EXERCISE DIRECTIONS: Copy every line of the records below word for word, leaving out the pictures.

MATERIAL FOR THE TASK:
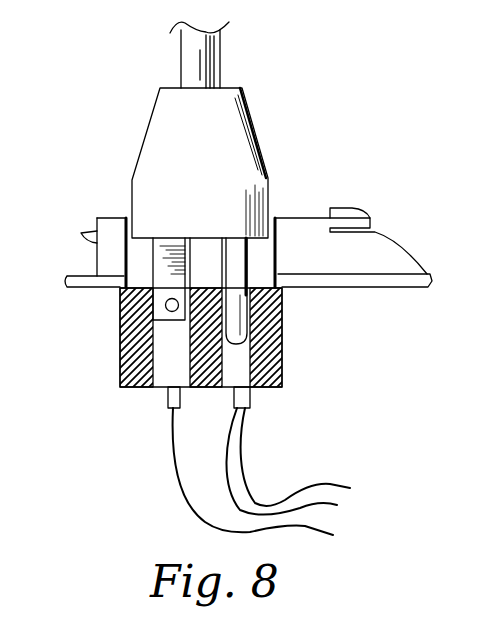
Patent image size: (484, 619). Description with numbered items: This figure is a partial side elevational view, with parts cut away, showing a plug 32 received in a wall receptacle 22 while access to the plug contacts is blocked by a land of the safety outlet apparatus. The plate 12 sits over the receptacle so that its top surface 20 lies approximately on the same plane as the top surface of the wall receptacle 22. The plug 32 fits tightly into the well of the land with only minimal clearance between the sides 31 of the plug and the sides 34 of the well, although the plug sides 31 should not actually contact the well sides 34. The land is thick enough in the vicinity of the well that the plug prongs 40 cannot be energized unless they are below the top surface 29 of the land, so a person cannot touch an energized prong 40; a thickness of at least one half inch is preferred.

The plate 12 is at (342, 280).
The top surface 20 is at (78, 272).
The wall receptacle 22 is at (120, 342).
The top surface 29 is at (303, 217).
The sides 31 is at (147, 120).
The plug 32 is at (212, 137).
The sides 34 is at (120, 252).
The plug prongs 40 is at (160, 293).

TASK OUTPUT:
Patent image size: (484, 619). Description with numbered items: This figure is a partial side elevational view, with parts cut away, showing a plug 32 received in a wall receptacle 22 while access to the plug contacts is blocked by a land of the safety outlet apparatus. The plate 12 sits over the receptacle so that its top surface 20 lies approximately on the same plane as the top surface of the wall receptacle 22. The plug 32 fits tightly into the well of the land with only minimal clearance between the sides 31 of the plug and the sides 34 of the well, although the plug sides 31 should not actually contact the well sides 34. The land is thick enough in the vicinity of the well that the plug prongs 40 cannot be energized unless they are below the top surface 29 of the land, so a person cannot touch an energized prong 40; a thickness of at least one half inch is preferred.

The plate 12 is at (342, 280).
The top surface 20 is at (78, 272).
The wall receptacle 22 is at (120, 342).
The top surface 29 is at (303, 217).
The sides 31 is at (147, 120).
The plug 32 is at (212, 137).
The sides 34 is at (120, 252).
The plug prongs 40 is at (160, 293).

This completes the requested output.